STATED GOAL
Every line of the records below should be restated exactly.
* Begin DATA SECTION *
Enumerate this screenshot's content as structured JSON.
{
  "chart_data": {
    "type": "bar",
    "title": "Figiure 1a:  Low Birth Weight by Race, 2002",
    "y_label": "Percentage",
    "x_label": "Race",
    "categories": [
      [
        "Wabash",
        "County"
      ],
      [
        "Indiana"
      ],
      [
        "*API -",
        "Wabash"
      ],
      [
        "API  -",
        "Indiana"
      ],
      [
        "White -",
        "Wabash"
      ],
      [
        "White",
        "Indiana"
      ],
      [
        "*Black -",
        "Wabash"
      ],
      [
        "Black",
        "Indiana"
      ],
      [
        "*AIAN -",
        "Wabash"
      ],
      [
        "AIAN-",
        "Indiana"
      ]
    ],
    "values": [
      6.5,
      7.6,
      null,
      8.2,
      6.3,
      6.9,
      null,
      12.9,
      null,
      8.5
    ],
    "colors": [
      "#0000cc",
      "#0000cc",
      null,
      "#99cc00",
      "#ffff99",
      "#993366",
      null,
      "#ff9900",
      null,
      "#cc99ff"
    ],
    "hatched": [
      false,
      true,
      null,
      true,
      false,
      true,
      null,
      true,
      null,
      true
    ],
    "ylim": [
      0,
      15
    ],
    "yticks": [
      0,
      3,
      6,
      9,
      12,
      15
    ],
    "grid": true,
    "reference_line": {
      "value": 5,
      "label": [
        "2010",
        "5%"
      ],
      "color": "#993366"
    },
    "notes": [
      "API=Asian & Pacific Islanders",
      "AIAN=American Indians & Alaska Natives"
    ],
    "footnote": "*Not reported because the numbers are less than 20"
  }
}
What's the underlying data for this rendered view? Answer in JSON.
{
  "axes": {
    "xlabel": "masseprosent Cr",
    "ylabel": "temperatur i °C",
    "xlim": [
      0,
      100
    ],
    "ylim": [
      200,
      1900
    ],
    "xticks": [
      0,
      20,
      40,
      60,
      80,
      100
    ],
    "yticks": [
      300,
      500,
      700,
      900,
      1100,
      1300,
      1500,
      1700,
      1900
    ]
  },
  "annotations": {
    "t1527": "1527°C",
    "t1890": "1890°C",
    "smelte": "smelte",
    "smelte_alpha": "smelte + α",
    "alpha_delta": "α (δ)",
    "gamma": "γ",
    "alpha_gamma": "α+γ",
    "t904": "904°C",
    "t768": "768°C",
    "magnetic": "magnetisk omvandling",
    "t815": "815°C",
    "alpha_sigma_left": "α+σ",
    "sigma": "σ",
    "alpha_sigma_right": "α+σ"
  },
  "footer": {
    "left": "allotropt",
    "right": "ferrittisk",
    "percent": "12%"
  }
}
* End DATA SECTION *
SOLUTION TO THIS EXERCISE
Enumerate this screenshot's content as structured JSON.
{
  "chart_data": {
    "type": "bar",
    "title": "Figiure 1a:  Low Birth Weight by Race, 2002",
    "y_label": "Percentage",
    "x_label": "Race",
    "categories": [
      [
        "Wabash",
        "County"
      ],
      [
        "Indiana"
      ],
      [
        "*API -",
        "Wabash"
      ],
      [
        "API  -",
        "Indiana"
      ],
      [
        "White -",
        "Wabash"
      ],
      [
        "White",
        "Indiana"
      ],
      [
        "*Black -",
        "Wabash"
      ],
      [
        "Black",
        "Indiana"
      ],
      [
        "*AIAN -",
        "Wabash"
      ],
      [
        "AIAN-",
        "Indiana"
      ]
    ],
    "values": [
      6.5,
      7.6,
      null,
      8.2,
      6.3,
      6.9,
      null,
      12.9,
      null,
      8.5
    ],
    "colors": [
      "#0000cc",
      "#0000cc",
      null,
      "#99cc00",
      "#ffff99",
      "#993366",
      null,
      "#ff9900",
      null,
      "#cc99ff"
    ],
    "hatched": [
      false,
      true,
      null,
      true,
      false,
      true,
      null,
      true,
      null,
      true
    ],
    "ylim": [
      0,
      15
    ],
    "yticks": [
      0,
      3,
      6,
      9,
      12,
      15
    ],
    "grid": true,
    "reference_line": {
      "value": 5,
      "label": [
        "2010",
        "5%"
      ],
      "color": "#993366"
    },
    "notes": [
      "API=Asian & Pacific Islanders",
      "AIAN=American Indians & Alaska Natives"
    ],
    "footnote": "*Not reported because the numbers are less than 20"
  }
}
What's the underlying data for this rendered view? Answer in JSON.
{
  "axes": {
    "xlabel": "masseprosent Cr",
    "ylabel": "temperatur i °C",
    "xlim": [
      0,
      100
    ],
    "ylim": [
      200,
      1900
    ],
    "xticks": [
      0,
      20,
      40,
      60,
      80,
      100
    ],
    "yticks": [
      300,
      500,
      700,
      900,
      1100,
      1300,
      1500,
      1700,
      1900
    ]
  },
  "annotations": {
    "t1527": "1527°C",
    "t1890": "1890°C",
    "smelte": "smelte",
    "smelte_alpha": "smelte + α",
    "alpha_delta": "α (δ)",
    "gamma": "γ",
    "alpha_gamma": "α+γ",
    "t904": "904°C",
    "t768": "768°C",
    "magnetic": "magnetisk omvandling",
    "t815": "815°C",
    "alpha_sigma_left": "α+σ",
    "sigma": "σ",
    "alpha_sigma_right": "α+σ"
  },
  "footer": {
    "left": "allotropt",
    "right": "ferrittisk",
    "percent": "12%"
  }
}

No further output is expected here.